• _Requirements_
Among the records below, find each line that includes the string "meeting" and copy it.

(Stored items)

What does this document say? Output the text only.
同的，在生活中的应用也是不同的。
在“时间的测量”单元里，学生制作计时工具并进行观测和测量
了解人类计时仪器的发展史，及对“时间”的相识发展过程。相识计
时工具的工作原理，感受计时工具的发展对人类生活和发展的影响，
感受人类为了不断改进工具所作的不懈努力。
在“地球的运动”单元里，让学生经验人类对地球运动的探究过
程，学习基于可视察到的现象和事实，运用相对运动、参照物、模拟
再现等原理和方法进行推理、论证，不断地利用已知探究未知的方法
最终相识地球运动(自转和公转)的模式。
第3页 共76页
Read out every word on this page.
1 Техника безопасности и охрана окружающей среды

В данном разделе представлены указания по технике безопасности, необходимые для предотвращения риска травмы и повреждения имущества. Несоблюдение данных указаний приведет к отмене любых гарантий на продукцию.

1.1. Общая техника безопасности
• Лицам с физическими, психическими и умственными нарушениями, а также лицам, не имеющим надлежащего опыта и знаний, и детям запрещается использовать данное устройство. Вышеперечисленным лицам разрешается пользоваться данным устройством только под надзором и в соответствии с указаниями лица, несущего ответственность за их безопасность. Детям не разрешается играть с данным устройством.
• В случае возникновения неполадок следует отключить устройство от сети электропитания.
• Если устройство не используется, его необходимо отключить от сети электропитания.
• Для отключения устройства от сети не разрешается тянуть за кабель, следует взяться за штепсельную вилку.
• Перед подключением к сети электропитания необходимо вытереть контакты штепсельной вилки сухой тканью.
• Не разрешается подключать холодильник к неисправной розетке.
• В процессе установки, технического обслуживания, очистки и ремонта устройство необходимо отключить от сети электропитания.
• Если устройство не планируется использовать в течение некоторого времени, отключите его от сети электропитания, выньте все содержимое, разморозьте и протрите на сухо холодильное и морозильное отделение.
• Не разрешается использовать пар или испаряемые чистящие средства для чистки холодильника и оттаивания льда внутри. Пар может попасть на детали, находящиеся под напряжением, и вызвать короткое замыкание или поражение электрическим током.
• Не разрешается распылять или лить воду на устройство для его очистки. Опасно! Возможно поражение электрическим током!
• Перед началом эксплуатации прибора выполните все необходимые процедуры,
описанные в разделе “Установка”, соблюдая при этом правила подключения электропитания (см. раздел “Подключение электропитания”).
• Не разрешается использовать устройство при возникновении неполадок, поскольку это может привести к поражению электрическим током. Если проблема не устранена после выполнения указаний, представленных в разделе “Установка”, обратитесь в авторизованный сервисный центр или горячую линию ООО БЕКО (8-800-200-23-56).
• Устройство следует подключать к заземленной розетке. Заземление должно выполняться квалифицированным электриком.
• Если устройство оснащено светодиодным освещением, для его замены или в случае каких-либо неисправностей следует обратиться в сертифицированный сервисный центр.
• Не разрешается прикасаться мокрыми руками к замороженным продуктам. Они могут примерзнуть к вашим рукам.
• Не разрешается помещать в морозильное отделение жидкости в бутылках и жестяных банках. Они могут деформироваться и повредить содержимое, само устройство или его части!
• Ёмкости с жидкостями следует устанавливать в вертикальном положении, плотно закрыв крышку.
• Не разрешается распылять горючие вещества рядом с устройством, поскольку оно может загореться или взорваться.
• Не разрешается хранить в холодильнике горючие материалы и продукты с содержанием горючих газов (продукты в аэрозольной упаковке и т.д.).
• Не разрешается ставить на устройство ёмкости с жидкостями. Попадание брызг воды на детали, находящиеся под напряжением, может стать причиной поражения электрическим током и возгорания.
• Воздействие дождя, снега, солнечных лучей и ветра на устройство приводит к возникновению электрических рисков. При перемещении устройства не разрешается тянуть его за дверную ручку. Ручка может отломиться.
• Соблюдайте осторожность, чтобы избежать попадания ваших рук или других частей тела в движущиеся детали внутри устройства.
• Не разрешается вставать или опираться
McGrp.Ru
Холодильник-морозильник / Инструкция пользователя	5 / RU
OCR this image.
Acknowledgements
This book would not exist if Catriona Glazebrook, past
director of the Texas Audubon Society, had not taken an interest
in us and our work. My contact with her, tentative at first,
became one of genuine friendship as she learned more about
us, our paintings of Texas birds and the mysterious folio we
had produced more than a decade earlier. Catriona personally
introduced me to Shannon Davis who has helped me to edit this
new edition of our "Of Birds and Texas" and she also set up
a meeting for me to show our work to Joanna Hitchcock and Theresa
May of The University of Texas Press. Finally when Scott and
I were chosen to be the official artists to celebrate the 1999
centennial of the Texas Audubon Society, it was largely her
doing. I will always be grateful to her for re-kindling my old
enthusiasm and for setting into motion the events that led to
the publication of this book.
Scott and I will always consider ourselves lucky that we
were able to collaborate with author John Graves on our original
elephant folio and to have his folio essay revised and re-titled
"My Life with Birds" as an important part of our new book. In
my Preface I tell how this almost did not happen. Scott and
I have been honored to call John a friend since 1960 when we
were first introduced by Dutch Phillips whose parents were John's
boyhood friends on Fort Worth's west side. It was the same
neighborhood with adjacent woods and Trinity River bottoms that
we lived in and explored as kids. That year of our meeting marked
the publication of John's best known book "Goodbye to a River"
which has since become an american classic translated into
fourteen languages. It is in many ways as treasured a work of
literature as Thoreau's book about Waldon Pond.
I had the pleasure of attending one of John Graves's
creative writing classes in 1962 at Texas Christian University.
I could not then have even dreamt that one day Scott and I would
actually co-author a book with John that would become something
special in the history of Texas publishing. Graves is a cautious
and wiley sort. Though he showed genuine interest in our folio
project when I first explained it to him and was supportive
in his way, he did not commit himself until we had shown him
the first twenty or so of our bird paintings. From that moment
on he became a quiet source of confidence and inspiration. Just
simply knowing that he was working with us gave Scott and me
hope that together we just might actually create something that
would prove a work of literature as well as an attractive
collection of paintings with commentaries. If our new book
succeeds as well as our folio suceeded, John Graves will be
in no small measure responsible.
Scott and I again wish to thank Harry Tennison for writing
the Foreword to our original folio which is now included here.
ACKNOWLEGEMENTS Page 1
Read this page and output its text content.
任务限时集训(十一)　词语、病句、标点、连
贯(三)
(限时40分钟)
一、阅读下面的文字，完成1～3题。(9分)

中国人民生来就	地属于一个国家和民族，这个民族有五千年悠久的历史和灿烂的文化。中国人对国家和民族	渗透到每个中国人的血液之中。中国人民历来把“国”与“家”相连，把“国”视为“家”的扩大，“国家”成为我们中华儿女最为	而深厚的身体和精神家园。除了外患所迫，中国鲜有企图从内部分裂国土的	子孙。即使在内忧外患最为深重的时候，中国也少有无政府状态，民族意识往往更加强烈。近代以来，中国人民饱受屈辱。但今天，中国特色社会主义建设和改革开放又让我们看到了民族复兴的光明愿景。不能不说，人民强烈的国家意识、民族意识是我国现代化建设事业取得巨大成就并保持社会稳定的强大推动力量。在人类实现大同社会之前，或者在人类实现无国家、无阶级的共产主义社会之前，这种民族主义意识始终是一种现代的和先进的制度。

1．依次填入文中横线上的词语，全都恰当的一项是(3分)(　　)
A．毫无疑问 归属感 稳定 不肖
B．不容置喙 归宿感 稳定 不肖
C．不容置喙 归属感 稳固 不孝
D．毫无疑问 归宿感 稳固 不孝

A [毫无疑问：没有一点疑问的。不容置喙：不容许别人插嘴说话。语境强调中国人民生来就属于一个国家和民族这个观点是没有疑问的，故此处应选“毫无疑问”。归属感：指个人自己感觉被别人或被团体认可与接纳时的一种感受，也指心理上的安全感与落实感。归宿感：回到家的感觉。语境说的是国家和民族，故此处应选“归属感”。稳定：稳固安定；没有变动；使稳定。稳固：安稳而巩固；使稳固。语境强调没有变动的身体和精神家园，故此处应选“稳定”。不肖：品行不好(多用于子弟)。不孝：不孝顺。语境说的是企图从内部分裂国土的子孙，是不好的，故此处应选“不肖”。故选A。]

• _Complete answer_
a meeting for me to show our work to Joanna Hitchcock and Theresa
we lived in and explored as kids. That year of our meeting marked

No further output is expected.